Aim of the exercise
Leave out the pictures and reproduce all of the data exactly.

Task data
"""
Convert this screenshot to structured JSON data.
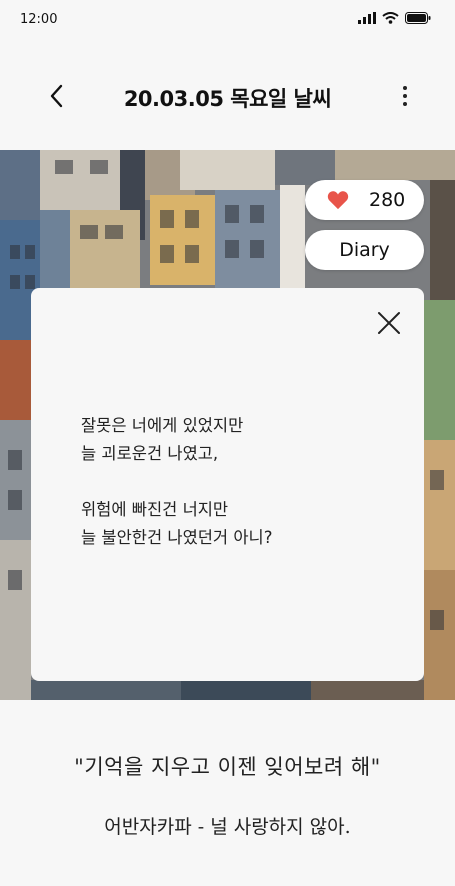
{
  "status": {
    "time": "12:00"
  },
  "nav": {
    "title": "20.03.05 목요일 날씨"
  },
  "likes": {
    "count": "280"
  },
  "diary": {
    "label": "Diary"
  },
  "modal": {
    "lines": [
      "잘못은 너에게 있었지만",
      "늘 괴로운건 나였고,",
      "위험에 빠진건 너지만",
      "늘 불안한건 나였던거 아니?"
    ]
  },
  "quote": "\"기억을 지우고 이젠 잊어보려 해\"",
  "song": "어반자카파 - 널 사랑하지 않아."
}
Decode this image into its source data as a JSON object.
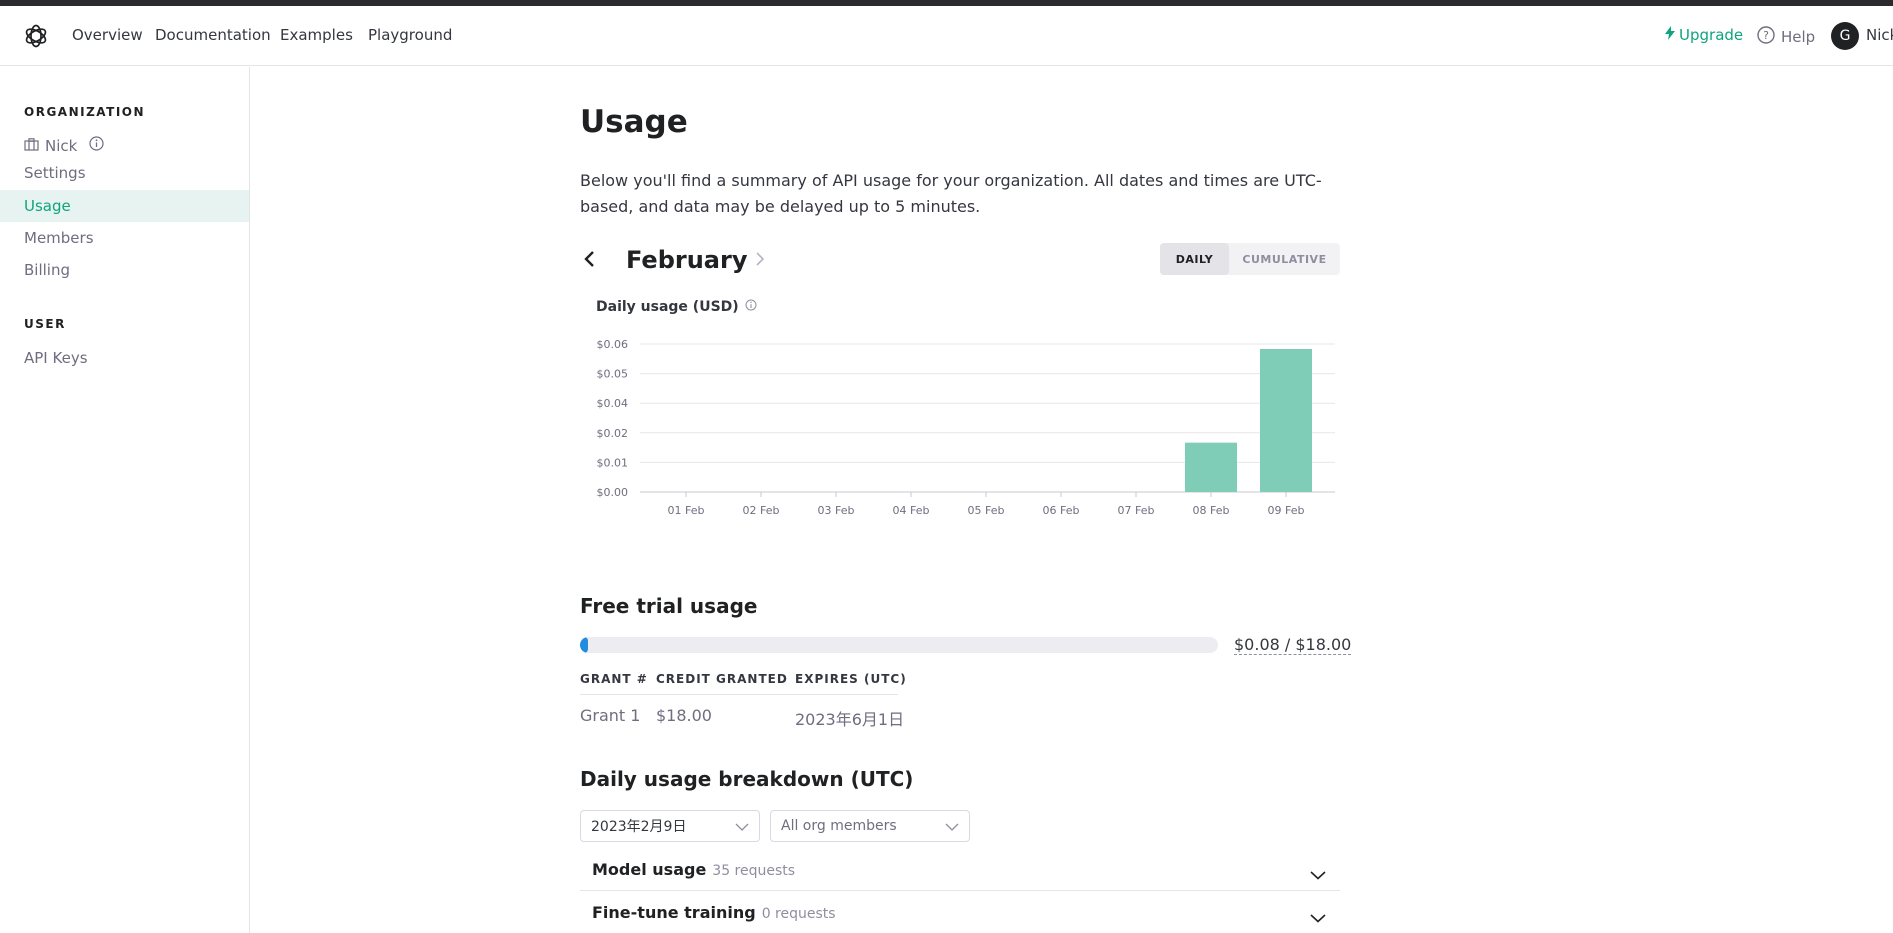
"""
Exercise solution
Convert this screenshot to structured JSON data.
{
  "status": {
    "time": "12:00"
  },
  "nav": {
    "title": "20.03.05 목요일 날씨"
  },
  "likes": {
    "count": "280"
  },
  "diary": {
    "label": "Diary"
  },
  "modal": {
    "lines": [
      "잘못은 너에게 있었지만",
      "늘 괴로운건 나였고,",
      "위험에 빠진건 너지만",
      "늘 불안한건 나였던거 아니?"
    ]
  },
  "quote": "\"기억을 지우고 이젠 잊어보려 해\"",
  "song": "어반자카파 - 널 사랑하지 않아."
}
Decode this image into its source data as a JSON object.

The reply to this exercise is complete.